(Records)
__________________________________________________
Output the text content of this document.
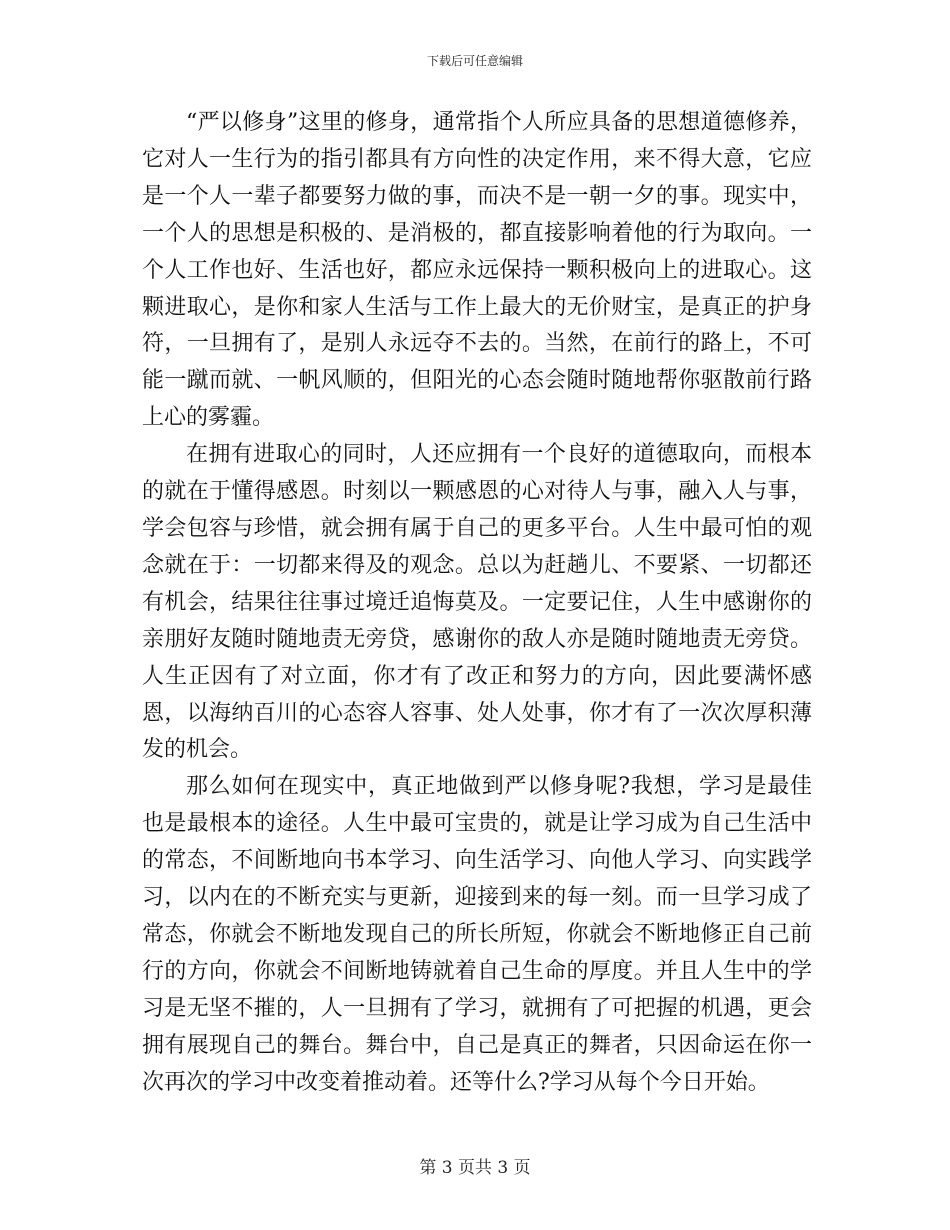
下载后可任意编辑

“严以修身”这里的修身，通常指个人所应具备的思想道德修养，它对人一生行为的指引都具有方向性的决定作用，来不得大意，它应是一个人一辈子都要努力做的事，而决不是一朝一夕的事。现实中，一个人的思想是积极的、是消极的，都直接影响着他的行为取向。一个人工作也好、生活也好，都应永远保持一颗积极向上的进取心。这颗进取心，是你和家人生活与工作上最大的无价财宝，是真正的护身符，一旦拥有了，是别人永远夺不去的。当然，在前行的路上，不可能一蹴而就、一帆风顺的，但阳光的心态会随时随地帮你驱散前行路上心的雾霾。

在拥有进取心的同时，人还应拥有一个良好的道德取向，而根本的就在于懂得感恩。时刻以一颗感恩的心对待人与事，融入人与事，学会包容与珍惜，就会拥有属于自己的更多平台。人生中最可怕的观念就在于：一切都来得及的观念。总以为赶趟儿、不要紧、一切都还有机会，结果往往事过境迁追悔莫及。一定要记住，人生中感谢你的亲朋好友随时随地责无旁贷，感谢你的敌人亦是随时随地责无旁贷。人生正因有了对立面，你才有了改正和努力的方向，因此要满怀感恩，以海纳百川的心态容人容事、处人处事，你才有了一次次厚积薄发的机会。

那么如何在现实中，真正地做到严以修身呢?我想，学习是最佳也是最根本的途径。人生中最可宝贵的，就是让学习成为自己生活中的常态，不间断地向书本学习、向生活学习、向他人学习、向实践学习，以内在的不断充实与更新，迎接到来的每一刻。而一旦学习成了常态，你就会不断地发现自己的所长所短，你就会不断地修正自己前行的方向，你就会不间断地铸就着自己生命的厚度。并且人生中的学习是无坚不摧的，人一旦拥有了学习，就拥有了可把握的机遇，更会拥有展现自己的舞台。舞台中，自己是真正的舞者，只因命运在你一次再次的学习中改变着推动着。还等什么?学习从每个今日开始。

第 3 页共 3 页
__________________________________________________
Instruction => Every line is to be duplicated exactly, though pictures stay out.

Full answer =>
Output the text content of this document.
下载后可任意编辑

“严以修身”这里的修身，通常指个人所应具备的思想道德修养，它对人一生行为的指引都具有方向性的决定作用，来不得大意，它应是一个人一辈子都要努力做的事，而决不是一朝一夕的事。现实中，一个人的思想是积极的、是消极的，都直接影响着他的行为取向。一个人工作也好、生活也好，都应永远保持一颗积极向上的进取心。这颗进取心，是你和家人生活与工作上最大的无价财宝，是真正的护身符，一旦拥有了，是别人永远夺不去的。当然，在前行的路上，不可能一蹴而就、一帆风顺的，但阳光的心态会随时随地帮你驱散前行路上心的雾霾。

在拥有进取心的同时，人还应拥有一个良好的道德取向，而根本的就在于懂得感恩。时刻以一颗感恩的心对待人与事，融入人与事，学会包容与珍惜，就会拥有属于自己的更多平台。人生中最可怕的观念就在于：一切都来得及的观念。总以为赶趟儿、不要紧、一切都还有机会，结果往往事过境迁追悔莫及。一定要记住，人生中感谢你的亲朋好友随时随地责无旁贷，感谢你的敌人亦是随时随地责无旁贷。人生正因有了对立面，你才有了改正和努力的方向，因此要满怀感恩，以海纳百川的心态容人容事、处人处事，你才有了一次次厚积薄发的机会。

那么如何在现实中，真正地做到严以修身呢?我想，学习是最佳也是最根本的途径。人生中最可宝贵的，就是让学习成为自己生活中的常态，不间断地向书本学习、向生活学习、向他人学习、向实践学习，以内在的不断充实与更新，迎接到来的每一刻。而一旦学习成了常态，你就会不断地发现自己的所长所短，你就会不断地修正自己前行的方向，你就会不间断地铸就着自己生命的厚度。并且人生中的学习是无坚不摧的，人一旦拥有了学习，就拥有了可把握的机遇，更会拥有展现自己的舞台。舞台中，自己是真正的舞者，只因命运在你一次再次的学习中改变着推动着。还等什么?学习从每个今日开始。

第 3 页共 3 页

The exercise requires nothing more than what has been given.